_Problème posé A:_ Imprimez sans modification le passage de l'extrait sur la place de l'armée en Israël qui commence aux mots « Ainsi, la seule » et s'arrête après « Pierre Razoux1 ). ».

_Extrait de page:_
* * * * * * *

Ainsi, la seule véritable innovation juive proprement étatique d’Israël, par rapport à une communauté juive traditionnelle (étant entendu qu’une monnaie ou une administration centralisée, et toutes les autres prérogatives d’un État moderne, n’ont en soi rien de spécifiquement juives, et ne sont donc pas liées à ce qu’est l’essence ni l’histoire d’Israël), c’est Tsahal – même si Tsahal a ses propres racines dans les groupes d’auto-défense juifs de Russie et de Pologne au début du XXe s. Cette innovation a fait dire, par une boutade qui est assez réaliste : « Alors que partout ailleurs c’est l’Etat qui a une armée, en Israël, c’est l’armée qui a un État » (Alain Dieckhoff cité par Pierre Razoux1 ).
Comme l’explique Pierre Razoux, et comme le savent ceux qui connaissent un peu Israël de l’intérieur (qui y ont au moins vécu quelques mois), Tsahal occupe en Israël une place tout à fait singulière (« Israël détient le record mondial en dépenses d'armements par habitant qui s'élève en 2006 à 1 429 $ »2), elle est même en quelque sorte l’axe central de ce qui constitue proprement l’identité israélienne :
« Même si son pouvoir tend à faiblir, l'armée occupe toujours une place centrale dans la société israélienne. Pour mieux situer son importance, il convient de rappeler que plus de 10% de la population juive sert sous les drapeaux ou effectue régulièrement des périodes de réserve, ce qui fait d'Israël l'Etat le plus militarisé du Moyen-Orient. L'importance de l'armée est d'autant plus grande qu'elle reste probablement le seul véritable ferment d'unité dans un pays morcelé, tiraillé par des forces antagonistes de plus en plus puissantes. Car le sionisme laïque a vécu. En outre, le système éducatif s'est, au fil du temps, radicalisé sous la pression conjuguée de l'individualisme moderne et des mouvements religieux orthodoxes. De fait, et maintenant que les principales menaces militaires extérieures ont disparu, l'immense majorité des Israéliens considère toujours l'armée comme la seule institution capable de garantir la cohésion d'un Etat aujourd'hui multiracial avec tous les problèmes d'intégration que les pères fondateurs n'avaient sans doute pas imaginés. »

* * * * * * *

_Données de travail:_
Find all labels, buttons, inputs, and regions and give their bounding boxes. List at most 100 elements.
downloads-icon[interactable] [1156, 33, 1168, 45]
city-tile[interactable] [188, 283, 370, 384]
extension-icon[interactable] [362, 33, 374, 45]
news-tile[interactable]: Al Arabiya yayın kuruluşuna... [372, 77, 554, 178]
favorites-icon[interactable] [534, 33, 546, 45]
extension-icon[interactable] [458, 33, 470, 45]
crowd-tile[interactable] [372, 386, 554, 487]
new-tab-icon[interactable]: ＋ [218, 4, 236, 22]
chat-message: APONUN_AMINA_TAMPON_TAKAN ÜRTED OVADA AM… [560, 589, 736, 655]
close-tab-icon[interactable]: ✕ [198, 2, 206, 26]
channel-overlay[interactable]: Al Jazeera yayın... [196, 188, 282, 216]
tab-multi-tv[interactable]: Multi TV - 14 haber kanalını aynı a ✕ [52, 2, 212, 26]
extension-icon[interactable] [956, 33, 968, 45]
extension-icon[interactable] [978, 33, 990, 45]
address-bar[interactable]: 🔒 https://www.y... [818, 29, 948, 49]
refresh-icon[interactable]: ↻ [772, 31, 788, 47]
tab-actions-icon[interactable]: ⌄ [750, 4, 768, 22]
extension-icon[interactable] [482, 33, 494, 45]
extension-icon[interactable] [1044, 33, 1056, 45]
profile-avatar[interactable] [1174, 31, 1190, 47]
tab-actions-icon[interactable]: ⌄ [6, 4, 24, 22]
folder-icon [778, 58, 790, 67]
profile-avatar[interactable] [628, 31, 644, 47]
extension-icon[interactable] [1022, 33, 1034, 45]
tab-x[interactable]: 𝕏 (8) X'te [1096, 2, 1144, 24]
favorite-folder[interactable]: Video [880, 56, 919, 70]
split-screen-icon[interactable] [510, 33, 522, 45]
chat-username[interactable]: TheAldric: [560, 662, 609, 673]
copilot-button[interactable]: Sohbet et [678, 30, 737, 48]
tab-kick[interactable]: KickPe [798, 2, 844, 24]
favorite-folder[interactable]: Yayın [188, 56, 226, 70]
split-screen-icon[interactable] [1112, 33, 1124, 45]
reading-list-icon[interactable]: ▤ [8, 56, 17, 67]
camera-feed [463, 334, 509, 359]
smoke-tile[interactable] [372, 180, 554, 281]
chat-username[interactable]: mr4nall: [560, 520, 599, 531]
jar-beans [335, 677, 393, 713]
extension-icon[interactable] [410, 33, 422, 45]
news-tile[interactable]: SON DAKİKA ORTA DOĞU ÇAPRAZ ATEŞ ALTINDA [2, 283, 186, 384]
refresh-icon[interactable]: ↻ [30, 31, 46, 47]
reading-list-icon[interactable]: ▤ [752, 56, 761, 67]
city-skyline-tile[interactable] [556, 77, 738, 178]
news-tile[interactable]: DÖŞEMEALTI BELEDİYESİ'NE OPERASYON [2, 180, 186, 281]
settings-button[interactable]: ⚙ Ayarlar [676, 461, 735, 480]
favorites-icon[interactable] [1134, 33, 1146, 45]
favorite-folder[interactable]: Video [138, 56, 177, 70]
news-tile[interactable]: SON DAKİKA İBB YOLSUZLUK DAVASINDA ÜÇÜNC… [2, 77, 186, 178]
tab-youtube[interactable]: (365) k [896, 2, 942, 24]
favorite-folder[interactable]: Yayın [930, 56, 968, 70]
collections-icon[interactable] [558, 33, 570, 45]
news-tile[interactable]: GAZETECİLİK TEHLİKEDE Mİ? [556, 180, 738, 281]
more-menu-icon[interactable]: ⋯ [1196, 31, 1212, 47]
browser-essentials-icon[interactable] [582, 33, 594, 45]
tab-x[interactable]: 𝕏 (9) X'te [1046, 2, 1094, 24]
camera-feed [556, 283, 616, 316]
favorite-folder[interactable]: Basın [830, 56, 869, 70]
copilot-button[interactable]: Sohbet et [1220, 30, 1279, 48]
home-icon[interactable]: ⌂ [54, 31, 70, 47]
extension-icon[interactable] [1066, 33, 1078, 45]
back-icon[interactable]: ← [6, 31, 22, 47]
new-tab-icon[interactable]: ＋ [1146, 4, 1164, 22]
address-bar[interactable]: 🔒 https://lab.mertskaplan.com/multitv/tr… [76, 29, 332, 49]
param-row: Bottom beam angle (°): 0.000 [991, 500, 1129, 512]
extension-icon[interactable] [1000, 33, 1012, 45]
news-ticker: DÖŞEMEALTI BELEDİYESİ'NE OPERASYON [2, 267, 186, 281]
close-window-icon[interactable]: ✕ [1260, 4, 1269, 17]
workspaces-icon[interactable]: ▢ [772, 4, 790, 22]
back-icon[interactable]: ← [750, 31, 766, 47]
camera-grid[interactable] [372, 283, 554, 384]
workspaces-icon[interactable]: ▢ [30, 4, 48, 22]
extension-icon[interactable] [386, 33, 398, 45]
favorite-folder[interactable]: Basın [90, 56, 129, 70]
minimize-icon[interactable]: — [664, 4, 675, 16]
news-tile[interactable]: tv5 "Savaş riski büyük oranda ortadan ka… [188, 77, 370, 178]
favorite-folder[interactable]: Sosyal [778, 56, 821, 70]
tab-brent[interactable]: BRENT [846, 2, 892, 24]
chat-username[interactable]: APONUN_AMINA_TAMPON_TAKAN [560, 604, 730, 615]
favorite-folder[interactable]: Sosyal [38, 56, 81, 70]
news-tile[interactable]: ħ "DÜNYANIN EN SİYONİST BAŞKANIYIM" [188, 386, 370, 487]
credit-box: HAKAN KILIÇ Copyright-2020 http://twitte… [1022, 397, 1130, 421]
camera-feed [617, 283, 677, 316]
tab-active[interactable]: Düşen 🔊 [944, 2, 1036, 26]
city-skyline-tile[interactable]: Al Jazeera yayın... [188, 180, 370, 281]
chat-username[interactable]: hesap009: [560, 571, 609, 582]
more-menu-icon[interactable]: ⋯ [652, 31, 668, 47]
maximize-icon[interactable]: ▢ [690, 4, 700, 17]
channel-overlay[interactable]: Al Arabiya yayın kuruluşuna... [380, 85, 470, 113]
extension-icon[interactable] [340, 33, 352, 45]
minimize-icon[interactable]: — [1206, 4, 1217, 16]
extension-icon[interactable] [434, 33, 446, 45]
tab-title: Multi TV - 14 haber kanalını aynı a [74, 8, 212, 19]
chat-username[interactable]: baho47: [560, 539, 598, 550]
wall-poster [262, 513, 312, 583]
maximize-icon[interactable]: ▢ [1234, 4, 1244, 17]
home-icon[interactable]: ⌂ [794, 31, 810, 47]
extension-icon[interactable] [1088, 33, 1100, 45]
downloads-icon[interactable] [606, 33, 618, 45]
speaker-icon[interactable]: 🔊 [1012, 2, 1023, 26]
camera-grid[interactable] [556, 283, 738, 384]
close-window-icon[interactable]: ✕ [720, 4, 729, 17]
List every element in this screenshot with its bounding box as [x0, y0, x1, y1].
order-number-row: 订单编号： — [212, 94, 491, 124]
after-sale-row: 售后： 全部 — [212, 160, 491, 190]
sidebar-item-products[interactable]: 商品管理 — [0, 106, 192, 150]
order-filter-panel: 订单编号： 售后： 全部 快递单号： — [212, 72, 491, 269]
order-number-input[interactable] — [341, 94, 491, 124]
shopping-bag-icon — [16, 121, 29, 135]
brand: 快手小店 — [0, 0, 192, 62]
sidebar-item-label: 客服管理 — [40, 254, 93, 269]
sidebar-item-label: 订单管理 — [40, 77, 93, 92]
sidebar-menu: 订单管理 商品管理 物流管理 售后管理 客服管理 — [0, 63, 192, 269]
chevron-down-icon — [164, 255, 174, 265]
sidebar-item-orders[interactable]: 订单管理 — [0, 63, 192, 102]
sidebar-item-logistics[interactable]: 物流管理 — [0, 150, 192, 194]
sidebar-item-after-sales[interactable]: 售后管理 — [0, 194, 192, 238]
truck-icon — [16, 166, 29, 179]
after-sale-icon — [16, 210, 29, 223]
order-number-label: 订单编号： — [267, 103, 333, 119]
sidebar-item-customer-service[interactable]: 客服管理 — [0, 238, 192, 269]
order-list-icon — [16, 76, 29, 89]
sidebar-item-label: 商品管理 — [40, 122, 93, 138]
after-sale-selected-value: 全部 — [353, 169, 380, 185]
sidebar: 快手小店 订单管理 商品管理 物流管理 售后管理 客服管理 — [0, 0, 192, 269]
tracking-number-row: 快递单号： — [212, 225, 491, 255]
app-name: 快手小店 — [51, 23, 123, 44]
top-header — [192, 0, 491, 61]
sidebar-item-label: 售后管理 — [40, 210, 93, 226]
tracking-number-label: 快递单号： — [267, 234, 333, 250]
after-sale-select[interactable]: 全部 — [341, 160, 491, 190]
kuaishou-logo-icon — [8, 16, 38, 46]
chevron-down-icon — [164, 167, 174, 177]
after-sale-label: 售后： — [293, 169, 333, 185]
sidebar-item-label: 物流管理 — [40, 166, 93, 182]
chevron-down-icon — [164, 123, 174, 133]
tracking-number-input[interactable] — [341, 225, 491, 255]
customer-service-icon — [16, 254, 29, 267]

* * * * * * *

_Problème posé B:_ Restituez à l'identique les lignes des enregistrements, depuis leur début jusqu'à la ligne contenant « news-tile[interactable]: Al Arabiya », celle-ci comprise.

_Résultat de l'exercice A:_
Ainsi, la seule véritable innovation juive proprement étatique d’Israël, par rapport à une communauté juive traditionnelle (étant entendu qu’une monnaie ou une administration centralisée, et toutes les autres prérogatives d’un État moderne, n’ont en soi rien de spécifiquement juives, et ne sont donc pas liées à ce qu’est l’essence ni l’histoire d’Israël), c’est Tsahal – même si Tsahal a ses propres racines dans les groupes d’auto-défense juifs de Russie et de Pologne au début du XXe s. Cette innovation a fait dire, par une boutade qui est assez réaliste : « Alors que partout ailleurs c’est l’Etat qui a une armée, en Israël, c’est l’armée qui a un État » (Alain Dieckhoff cité par Pierre Razoux1 ).

_Résultat de l'exercice B:_
Find all labels, buttons, inputs, and regions and give their bounding boxes. List at most 100 elements.
downloads-icon[interactable] [1156, 33, 1168, 45]
city-tile[interactable] [188, 283, 370, 384]
extension-icon[interactable] [362, 33, 374, 45]
news-tile[interactable]: Al Arabiya yayın kuruluşuna... [372, 77, 554, 178]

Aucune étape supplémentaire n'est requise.